Material provided:
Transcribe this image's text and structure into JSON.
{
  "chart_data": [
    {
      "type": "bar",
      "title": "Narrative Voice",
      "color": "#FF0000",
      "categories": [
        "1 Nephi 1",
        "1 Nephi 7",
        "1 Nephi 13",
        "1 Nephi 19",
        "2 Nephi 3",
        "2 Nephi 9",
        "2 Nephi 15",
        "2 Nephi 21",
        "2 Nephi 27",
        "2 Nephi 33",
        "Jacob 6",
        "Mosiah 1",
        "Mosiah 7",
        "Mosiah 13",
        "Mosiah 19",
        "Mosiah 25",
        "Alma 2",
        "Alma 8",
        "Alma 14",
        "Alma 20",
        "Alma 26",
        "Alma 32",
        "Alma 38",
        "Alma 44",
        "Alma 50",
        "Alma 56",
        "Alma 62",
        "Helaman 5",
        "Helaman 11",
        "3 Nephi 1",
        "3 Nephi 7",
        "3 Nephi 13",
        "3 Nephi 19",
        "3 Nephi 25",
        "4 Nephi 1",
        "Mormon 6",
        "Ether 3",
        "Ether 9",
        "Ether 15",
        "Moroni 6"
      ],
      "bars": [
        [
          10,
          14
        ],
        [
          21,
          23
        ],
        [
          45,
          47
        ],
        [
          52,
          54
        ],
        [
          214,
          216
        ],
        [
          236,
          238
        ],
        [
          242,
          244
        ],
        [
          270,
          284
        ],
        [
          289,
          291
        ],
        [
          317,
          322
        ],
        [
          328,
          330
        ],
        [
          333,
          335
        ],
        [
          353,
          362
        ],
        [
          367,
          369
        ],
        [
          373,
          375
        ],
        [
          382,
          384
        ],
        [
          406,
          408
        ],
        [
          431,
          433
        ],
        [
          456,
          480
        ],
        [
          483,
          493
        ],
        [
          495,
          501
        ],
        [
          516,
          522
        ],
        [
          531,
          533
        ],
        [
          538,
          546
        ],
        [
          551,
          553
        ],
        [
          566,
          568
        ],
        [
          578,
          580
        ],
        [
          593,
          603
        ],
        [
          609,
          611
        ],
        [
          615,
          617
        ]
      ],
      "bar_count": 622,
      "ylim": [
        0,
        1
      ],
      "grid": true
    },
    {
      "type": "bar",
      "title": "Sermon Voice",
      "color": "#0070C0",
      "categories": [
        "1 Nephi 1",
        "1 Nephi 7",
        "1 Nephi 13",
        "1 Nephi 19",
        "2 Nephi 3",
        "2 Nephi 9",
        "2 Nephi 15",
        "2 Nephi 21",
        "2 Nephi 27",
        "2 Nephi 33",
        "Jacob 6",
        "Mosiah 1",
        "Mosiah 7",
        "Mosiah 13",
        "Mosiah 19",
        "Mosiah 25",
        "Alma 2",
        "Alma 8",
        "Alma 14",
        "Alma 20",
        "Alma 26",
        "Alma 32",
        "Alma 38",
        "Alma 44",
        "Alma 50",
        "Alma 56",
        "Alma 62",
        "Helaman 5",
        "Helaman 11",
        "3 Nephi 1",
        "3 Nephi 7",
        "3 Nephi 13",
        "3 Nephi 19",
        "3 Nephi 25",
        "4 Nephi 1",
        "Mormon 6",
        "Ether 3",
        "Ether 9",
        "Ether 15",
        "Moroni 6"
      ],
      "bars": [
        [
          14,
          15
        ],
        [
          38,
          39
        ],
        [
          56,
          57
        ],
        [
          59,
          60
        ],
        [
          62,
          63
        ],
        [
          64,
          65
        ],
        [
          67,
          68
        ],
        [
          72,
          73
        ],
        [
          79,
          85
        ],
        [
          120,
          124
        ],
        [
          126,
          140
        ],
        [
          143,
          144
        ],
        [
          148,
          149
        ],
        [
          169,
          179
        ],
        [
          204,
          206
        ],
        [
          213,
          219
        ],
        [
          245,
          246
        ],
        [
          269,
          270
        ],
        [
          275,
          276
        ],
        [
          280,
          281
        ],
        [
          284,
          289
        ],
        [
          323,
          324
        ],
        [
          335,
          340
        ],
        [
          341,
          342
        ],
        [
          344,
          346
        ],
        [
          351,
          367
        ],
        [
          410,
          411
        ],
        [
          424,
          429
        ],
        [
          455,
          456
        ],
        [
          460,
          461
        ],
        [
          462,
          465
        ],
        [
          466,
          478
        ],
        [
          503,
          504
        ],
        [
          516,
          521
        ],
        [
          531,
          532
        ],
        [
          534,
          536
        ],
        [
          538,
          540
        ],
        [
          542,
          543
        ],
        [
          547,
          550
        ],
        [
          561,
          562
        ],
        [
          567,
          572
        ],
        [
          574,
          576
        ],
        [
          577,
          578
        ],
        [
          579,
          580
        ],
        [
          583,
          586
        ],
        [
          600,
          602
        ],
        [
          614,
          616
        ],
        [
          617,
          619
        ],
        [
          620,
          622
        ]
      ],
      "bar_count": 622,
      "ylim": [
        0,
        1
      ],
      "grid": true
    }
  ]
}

Prompt:
Copy out each line of the entries that holds "Voice".

The reply:
      "title": "Narrative Voice",
      "title": "Sermon Voice",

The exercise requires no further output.